*Task prompt*:
Using the data below, copy each line that includes the word "أبـو".

*Saved data entries*:
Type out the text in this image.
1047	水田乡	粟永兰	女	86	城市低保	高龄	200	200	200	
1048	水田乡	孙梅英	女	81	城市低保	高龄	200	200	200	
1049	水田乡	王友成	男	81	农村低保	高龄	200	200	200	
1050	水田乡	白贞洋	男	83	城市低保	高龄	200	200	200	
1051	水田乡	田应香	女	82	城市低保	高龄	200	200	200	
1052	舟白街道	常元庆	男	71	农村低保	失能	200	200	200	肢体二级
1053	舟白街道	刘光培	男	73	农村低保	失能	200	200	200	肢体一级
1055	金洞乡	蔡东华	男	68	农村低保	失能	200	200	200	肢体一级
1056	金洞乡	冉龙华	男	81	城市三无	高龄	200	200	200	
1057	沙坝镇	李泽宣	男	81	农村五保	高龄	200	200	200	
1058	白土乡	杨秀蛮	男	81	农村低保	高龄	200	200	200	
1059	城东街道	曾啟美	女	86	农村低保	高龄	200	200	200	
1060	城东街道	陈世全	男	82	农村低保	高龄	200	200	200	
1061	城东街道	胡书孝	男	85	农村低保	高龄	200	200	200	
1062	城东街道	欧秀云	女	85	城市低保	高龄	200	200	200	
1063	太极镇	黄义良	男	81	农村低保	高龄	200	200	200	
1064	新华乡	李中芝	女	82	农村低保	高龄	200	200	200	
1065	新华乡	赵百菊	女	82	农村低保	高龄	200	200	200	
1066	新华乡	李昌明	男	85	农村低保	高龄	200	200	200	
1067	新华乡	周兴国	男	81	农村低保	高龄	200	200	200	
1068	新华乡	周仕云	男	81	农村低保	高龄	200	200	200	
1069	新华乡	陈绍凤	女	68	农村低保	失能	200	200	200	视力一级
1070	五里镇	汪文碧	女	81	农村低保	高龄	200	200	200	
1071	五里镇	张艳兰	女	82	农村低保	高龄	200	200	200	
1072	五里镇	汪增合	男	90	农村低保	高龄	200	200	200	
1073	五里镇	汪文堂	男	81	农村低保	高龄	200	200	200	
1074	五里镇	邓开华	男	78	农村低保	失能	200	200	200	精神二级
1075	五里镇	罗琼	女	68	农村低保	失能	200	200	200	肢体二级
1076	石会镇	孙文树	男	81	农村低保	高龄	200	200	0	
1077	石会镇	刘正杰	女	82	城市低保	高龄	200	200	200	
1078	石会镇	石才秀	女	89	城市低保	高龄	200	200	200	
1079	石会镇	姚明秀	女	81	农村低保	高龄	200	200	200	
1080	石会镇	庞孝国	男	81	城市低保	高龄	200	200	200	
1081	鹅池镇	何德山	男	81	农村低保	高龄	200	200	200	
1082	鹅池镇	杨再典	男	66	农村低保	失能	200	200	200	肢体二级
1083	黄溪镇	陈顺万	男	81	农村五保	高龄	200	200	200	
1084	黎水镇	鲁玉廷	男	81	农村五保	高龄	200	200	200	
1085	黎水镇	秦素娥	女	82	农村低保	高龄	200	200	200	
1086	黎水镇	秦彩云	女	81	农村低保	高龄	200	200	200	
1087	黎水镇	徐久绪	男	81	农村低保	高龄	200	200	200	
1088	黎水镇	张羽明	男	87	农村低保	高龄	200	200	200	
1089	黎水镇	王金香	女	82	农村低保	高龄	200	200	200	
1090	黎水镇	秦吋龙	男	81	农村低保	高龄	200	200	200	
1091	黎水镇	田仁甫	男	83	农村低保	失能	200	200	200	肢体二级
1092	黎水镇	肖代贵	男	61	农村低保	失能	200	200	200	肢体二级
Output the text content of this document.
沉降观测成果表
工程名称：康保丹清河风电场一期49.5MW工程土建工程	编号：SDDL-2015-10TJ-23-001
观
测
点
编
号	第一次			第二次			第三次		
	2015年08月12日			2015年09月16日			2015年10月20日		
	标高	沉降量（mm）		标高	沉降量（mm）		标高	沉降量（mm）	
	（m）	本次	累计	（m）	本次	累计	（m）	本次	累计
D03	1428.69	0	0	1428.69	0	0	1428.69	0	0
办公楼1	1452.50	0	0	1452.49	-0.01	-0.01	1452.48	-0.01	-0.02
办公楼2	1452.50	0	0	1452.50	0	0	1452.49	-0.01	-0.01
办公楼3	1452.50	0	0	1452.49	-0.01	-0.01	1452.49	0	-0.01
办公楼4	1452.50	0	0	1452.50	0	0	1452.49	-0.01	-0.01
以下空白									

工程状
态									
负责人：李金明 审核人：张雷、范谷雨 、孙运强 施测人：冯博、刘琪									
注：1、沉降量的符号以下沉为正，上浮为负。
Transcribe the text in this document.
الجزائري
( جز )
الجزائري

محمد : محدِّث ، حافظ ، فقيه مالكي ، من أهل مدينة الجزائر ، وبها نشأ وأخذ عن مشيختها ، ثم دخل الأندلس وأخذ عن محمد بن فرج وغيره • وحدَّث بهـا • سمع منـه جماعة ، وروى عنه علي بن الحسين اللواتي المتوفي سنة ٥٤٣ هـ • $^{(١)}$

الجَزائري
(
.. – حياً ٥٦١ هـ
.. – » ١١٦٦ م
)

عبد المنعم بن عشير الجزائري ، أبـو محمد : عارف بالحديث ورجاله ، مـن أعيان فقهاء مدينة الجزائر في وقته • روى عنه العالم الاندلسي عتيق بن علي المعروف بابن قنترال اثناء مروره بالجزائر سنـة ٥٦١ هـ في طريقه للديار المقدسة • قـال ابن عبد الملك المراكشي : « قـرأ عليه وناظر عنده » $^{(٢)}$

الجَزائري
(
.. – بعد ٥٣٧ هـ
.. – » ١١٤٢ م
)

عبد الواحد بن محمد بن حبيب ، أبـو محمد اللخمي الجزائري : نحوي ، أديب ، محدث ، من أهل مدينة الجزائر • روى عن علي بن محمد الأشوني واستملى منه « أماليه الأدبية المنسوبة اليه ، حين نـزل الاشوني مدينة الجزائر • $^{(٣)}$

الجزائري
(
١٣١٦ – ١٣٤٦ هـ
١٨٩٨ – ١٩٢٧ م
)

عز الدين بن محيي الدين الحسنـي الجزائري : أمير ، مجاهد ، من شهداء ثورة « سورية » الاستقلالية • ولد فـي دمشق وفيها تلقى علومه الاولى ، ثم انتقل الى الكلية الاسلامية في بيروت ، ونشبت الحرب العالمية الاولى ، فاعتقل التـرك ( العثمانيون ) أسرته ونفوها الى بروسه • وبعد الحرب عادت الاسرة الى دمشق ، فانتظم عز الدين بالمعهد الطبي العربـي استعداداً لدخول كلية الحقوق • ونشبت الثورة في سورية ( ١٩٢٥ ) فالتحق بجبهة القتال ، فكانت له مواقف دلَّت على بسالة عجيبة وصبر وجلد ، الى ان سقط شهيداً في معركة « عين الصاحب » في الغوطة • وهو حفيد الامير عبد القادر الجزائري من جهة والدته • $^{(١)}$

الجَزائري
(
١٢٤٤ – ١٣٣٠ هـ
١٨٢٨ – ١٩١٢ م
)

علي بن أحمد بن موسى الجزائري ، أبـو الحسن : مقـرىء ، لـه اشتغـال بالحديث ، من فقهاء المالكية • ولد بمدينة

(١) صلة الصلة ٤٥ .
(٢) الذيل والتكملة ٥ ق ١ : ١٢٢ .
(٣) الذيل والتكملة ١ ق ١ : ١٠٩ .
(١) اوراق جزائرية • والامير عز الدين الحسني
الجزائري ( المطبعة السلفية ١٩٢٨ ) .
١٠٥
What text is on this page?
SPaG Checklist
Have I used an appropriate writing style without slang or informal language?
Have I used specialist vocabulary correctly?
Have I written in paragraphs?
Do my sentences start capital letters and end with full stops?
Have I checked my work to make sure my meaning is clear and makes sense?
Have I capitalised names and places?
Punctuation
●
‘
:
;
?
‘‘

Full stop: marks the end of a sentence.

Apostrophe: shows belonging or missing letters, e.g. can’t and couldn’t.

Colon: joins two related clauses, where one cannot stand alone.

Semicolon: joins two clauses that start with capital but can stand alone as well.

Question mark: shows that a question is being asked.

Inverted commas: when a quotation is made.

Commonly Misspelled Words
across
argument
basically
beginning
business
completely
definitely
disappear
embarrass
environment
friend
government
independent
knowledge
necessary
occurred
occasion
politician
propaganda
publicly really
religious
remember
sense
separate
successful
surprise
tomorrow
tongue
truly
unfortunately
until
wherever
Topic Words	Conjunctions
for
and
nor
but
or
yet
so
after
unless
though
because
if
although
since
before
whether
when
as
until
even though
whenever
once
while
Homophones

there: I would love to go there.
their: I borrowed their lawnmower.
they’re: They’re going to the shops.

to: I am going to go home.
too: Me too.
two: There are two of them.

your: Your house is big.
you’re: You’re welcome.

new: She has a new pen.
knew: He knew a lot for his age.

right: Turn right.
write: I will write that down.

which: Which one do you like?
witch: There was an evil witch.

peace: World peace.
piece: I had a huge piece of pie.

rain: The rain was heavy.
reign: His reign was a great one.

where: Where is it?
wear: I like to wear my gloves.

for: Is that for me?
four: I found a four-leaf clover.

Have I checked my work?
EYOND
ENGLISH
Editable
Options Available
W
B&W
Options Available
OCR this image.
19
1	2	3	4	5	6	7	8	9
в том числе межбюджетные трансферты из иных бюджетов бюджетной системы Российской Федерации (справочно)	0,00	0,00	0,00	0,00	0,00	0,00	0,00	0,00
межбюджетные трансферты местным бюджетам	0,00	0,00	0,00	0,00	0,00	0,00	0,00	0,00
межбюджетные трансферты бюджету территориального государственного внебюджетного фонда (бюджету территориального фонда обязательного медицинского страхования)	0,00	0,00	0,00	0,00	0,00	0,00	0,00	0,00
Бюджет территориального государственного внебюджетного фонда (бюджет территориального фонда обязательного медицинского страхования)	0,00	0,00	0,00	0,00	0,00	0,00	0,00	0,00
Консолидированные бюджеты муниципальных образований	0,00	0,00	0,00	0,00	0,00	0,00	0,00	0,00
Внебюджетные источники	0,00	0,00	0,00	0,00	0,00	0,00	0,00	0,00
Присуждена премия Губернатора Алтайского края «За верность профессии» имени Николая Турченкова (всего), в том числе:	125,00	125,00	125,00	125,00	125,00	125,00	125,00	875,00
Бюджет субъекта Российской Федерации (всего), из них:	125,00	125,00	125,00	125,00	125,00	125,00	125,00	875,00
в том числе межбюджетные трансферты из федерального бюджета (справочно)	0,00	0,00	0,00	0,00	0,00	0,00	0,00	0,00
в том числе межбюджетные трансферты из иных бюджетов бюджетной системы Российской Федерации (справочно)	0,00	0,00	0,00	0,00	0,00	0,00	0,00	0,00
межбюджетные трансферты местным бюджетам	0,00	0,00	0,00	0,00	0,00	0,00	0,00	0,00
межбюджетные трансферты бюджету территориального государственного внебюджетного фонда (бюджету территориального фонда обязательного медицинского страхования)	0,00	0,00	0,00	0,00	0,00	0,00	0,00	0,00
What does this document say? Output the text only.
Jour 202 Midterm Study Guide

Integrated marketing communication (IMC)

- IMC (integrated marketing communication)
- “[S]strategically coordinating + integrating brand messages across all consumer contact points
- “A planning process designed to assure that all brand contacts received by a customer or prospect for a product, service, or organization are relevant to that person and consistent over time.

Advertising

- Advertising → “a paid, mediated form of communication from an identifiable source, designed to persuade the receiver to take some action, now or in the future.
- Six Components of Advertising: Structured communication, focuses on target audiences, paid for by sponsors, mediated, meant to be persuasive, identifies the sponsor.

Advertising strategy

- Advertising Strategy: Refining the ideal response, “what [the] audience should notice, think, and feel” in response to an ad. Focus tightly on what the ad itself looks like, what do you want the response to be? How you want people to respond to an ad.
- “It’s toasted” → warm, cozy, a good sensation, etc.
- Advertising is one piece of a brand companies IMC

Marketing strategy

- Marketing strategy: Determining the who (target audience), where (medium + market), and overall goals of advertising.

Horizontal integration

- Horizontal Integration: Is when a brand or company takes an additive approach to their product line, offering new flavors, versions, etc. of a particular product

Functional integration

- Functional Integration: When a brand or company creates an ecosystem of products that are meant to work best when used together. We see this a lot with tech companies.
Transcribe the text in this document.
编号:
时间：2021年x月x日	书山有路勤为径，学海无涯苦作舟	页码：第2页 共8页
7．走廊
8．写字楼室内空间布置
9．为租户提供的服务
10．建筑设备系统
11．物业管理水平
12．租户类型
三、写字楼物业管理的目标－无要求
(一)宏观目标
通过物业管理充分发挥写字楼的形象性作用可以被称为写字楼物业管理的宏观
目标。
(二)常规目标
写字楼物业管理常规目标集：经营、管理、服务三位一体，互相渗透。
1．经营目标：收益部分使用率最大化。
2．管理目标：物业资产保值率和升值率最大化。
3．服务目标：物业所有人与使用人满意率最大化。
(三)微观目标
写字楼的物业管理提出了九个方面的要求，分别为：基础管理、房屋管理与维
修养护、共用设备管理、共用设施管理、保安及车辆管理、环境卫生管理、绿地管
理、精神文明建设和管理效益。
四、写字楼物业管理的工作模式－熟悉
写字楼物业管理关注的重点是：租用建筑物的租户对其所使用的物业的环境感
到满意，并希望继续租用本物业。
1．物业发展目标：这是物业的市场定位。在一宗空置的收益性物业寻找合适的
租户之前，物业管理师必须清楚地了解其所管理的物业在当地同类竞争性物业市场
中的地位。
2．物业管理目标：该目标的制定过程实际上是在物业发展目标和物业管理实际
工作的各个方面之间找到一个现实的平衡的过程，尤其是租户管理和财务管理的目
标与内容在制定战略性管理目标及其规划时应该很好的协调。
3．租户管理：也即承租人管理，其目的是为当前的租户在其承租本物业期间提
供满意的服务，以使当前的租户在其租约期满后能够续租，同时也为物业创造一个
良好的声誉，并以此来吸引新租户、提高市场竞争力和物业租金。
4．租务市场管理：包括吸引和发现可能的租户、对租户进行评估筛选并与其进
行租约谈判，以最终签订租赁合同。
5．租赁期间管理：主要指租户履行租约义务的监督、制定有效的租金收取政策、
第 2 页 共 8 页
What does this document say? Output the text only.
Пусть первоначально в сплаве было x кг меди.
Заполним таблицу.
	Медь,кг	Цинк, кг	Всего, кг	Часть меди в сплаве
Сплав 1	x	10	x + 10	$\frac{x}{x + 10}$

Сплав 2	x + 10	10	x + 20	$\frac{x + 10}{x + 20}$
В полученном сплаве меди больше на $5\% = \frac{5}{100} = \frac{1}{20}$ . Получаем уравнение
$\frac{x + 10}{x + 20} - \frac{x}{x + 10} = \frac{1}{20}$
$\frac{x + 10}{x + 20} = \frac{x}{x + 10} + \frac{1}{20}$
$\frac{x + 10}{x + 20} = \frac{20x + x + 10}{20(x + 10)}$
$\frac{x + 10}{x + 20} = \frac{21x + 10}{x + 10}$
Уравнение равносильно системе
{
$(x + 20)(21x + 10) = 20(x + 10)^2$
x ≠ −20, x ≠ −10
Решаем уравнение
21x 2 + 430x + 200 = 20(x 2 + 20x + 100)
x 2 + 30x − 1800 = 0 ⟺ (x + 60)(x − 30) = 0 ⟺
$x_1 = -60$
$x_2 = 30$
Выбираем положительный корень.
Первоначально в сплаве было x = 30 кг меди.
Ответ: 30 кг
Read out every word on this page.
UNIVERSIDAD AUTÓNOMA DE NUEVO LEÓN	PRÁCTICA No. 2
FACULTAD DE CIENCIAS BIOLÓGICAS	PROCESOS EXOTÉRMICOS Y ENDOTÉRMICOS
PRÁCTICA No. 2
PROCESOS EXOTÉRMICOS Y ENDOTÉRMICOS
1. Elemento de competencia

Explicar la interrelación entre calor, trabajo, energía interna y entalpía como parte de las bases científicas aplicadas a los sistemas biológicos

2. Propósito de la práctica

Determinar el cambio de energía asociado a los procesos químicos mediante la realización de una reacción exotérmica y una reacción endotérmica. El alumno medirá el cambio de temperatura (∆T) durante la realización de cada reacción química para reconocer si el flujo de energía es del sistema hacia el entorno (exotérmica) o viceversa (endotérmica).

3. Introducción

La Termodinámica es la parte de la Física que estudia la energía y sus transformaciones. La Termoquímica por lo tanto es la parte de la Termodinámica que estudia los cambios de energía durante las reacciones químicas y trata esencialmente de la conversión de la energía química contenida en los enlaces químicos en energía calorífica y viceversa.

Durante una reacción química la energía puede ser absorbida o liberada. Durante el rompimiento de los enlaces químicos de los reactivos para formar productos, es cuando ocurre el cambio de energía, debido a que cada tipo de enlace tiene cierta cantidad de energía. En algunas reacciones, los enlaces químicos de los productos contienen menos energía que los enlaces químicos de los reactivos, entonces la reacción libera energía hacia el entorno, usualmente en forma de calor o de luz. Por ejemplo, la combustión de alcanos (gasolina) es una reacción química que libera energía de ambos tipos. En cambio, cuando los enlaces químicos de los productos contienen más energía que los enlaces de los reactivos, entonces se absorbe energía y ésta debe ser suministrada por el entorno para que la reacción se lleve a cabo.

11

*Complete output*:
عبد المنعم بن عشير الجزائري ، أبـو محمد : عارف بالحديث ورجاله ، مـن أعيان فقهاء مدينة الجزائر في وقته • روى عنه العالم الاندلسي عتيق بن علي المعروف بابن قنترال اثناء مروره بالجزائر سنـة ٥٦١ هـ في طريقه للديار المقدسة • قـال ابن عبد الملك المراكشي : « قـرأ عليه وناظر عنده » $^{(٢)}$
عبد الواحد بن محمد بن حبيب ، أبـو محمد اللخمي الجزائري : نحوي ، أديب ، محدث ، من أهل مدينة الجزائر • روى عن علي بن محمد الأشوني واستملى منه « أماليه الأدبية المنسوبة اليه ، حين نـزل الاشوني مدينة الجزائر • $^{(٣)}$
علي بن أحمد بن موسى الجزائري ، أبـو الحسن : مقـرىء ، لـه اشتغـال بالحديث ، من فقهاء المالكية • ولد بمدينة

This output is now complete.